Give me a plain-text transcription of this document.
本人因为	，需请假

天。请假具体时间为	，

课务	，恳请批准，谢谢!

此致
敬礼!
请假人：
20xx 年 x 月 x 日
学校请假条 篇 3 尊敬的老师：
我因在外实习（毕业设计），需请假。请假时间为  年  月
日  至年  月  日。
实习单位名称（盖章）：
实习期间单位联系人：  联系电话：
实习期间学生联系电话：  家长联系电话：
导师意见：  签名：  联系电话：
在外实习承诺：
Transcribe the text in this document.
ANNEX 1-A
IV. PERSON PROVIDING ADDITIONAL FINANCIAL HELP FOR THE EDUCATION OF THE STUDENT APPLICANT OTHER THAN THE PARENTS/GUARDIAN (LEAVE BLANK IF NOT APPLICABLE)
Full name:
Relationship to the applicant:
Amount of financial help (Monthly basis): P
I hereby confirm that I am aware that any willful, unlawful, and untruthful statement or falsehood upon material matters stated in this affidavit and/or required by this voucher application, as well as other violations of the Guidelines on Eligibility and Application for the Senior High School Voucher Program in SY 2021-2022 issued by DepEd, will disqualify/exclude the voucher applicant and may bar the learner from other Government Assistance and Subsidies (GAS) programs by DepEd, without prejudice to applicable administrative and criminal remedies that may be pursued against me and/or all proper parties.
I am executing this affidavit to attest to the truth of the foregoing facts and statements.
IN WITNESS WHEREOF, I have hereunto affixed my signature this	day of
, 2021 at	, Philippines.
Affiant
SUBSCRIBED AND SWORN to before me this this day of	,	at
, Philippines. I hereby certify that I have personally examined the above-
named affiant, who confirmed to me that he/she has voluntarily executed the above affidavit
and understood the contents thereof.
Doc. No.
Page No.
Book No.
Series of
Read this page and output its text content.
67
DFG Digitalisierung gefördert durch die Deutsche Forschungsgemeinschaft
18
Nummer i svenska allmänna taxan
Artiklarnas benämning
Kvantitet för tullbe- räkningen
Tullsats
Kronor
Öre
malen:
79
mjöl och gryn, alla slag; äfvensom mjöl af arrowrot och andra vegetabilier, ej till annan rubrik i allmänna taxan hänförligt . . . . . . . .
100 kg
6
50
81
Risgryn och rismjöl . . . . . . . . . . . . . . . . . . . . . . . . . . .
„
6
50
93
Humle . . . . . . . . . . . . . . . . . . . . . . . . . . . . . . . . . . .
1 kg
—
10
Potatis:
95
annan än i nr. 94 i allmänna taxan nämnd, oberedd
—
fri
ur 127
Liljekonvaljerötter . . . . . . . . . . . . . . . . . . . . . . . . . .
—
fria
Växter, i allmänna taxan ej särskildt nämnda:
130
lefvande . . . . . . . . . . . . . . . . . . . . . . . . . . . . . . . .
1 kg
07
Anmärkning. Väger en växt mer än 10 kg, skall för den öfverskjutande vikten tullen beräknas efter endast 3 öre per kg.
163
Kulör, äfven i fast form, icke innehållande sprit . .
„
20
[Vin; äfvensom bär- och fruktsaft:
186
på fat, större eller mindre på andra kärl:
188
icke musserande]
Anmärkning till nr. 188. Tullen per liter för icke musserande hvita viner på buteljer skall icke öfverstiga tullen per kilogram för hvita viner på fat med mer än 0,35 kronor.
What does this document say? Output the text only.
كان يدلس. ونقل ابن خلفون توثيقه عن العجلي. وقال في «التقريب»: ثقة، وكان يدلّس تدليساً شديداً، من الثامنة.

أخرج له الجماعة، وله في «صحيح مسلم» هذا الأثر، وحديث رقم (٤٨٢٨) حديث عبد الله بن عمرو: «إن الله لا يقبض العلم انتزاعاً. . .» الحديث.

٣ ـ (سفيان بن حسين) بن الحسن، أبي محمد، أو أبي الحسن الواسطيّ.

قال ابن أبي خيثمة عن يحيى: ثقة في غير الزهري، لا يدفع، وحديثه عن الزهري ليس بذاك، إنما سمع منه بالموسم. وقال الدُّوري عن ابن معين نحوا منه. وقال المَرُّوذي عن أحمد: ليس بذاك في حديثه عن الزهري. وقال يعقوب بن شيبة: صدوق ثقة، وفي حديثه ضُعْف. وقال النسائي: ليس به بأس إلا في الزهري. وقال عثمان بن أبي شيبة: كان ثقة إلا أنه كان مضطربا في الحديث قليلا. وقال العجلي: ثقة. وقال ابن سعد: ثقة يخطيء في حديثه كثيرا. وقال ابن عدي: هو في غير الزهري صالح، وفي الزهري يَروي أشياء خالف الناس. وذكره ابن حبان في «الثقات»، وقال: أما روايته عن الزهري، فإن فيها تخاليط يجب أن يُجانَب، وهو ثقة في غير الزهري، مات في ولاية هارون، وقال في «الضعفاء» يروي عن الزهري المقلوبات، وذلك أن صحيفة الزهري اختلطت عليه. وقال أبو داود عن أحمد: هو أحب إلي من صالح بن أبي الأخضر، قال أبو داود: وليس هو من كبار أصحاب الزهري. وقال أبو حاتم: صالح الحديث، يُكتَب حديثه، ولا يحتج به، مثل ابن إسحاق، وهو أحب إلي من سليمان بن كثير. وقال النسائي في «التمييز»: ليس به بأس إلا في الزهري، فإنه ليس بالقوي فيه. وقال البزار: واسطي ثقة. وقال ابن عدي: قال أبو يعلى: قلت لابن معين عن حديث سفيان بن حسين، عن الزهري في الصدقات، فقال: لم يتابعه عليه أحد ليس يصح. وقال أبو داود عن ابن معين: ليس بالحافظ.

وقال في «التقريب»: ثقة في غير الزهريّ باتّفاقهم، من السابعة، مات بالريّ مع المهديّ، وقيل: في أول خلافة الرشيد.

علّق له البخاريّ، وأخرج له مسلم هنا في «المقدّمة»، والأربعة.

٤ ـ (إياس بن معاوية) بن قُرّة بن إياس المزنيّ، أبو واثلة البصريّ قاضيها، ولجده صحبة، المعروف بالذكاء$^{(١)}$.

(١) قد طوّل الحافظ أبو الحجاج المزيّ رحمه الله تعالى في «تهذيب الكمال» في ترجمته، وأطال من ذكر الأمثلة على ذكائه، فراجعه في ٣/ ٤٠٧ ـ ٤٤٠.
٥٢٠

-=-=-=-=-

Work to complete =
Write out every line from the entries where "have" appears.

Answer in full =
IN WITNESS WHEREOF, I have hereunto affixed my signature this	day of
, Philippines. I hereby certify that I have personally examined the above-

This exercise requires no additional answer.